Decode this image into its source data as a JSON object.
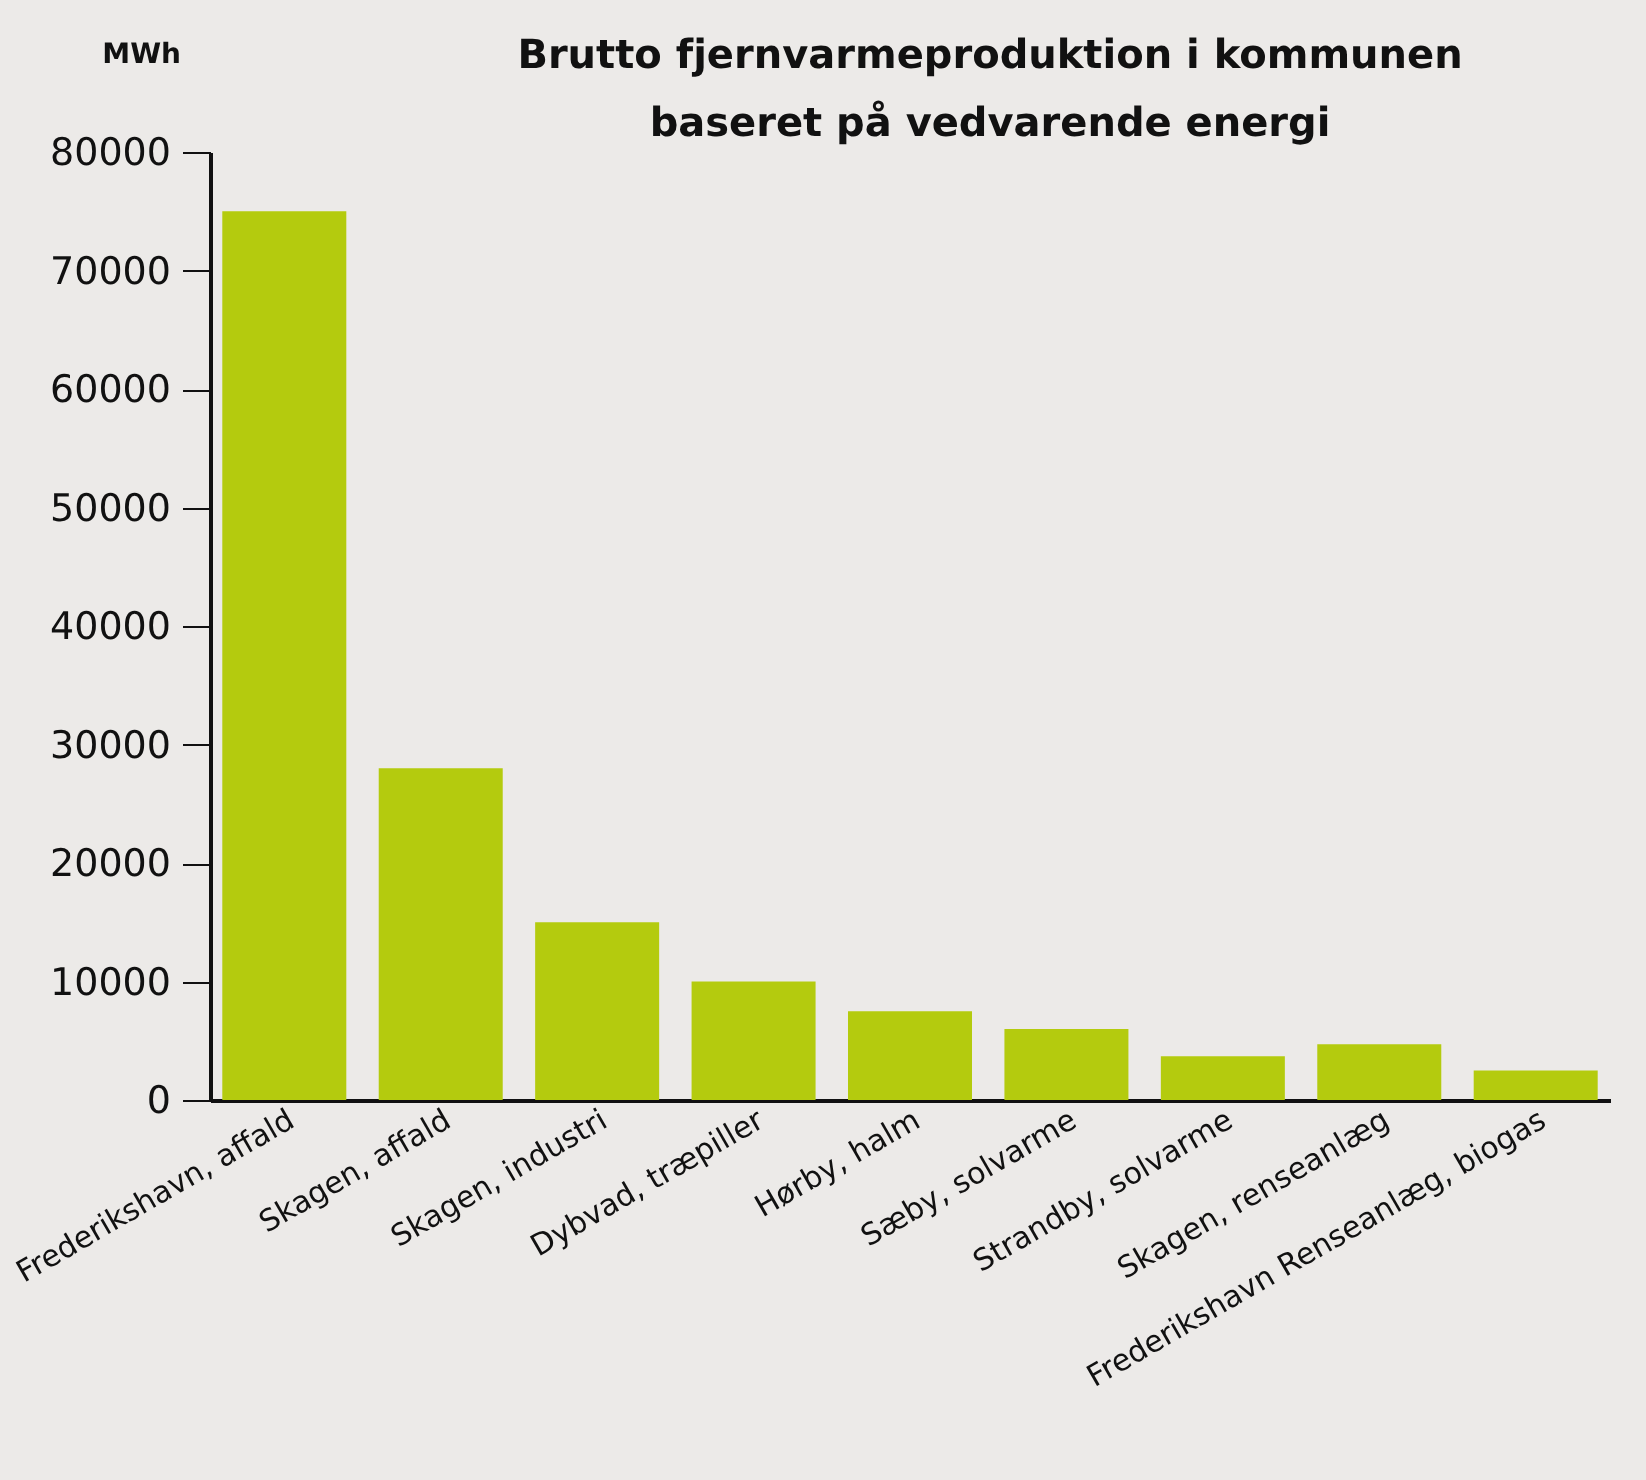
{
  "chart_data": {
    "type": "bar",
    "title": [
      "Brutto fjernvarmeproduktion i kommunen",
      "baseret på vedvarende energi"
    ],
    "ylabel": "MWh",
    "categories": [
      "Frederikshavn, affald",
      "Skagen, affald",
      "Skagen, industri",
      "Dybvad, træpiller",
      "Hørby, halm",
      "Sæby, solvarme",
      "Strandby, solvarme",
      "Skagen, renseanlæg",
      "Frederikshavn Renseanlæg, biogas"
    ],
    "values": [
      75000,
      28000,
      15000,
      10000,
      7500,
      6000,
      3700,
      4700,
      2500
    ],
    "color": "#b4cb0e",
    "ylim": [
      0,
      80000
    ],
    "yticks": [
      0,
      10000,
      20000,
      30000,
      40000,
      50000,
      60000,
      70000,
      80000
    ],
    "grid": false
  }
}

Requirements
Leave the pictures out and copy the rest of the data exactly.

Answer to the task
Decode this image into its source data as a JSON object.
{
  "chart_data": {
    "type": "bar",
    "title": [
      "Brutto fjernvarmeproduktion i kommunen",
      "baseret på vedvarende energi"
    ],
    "ylabel": "MWh",
    "categories": [
      "Frederikshavn, affald",
      "Skagen, affald",
      "Skagen, industri",
      "Dybvad, træpiller",
      "Hørby, halm",
      "Sæby, solvarme",
      "Strandby, solvarme",
      "Skagen, renseanlæg",
      "Frederikshavn Renseanlæg, biogas"
    ],
    "values": [
      75000,
      28000,
      15000,
      10000,
      7500,
      6000,
      3700,
      4700,
      2500
    ],
    "color": "#b4cb0e",
    "ylim": [
      0,
      80000
    ],
    "yticks": [
      0,
      10000,
      20000,
      30000,
      40000,
      50000,
      60000,
      70000,
      80000
    ],
    "grid": false
  }
}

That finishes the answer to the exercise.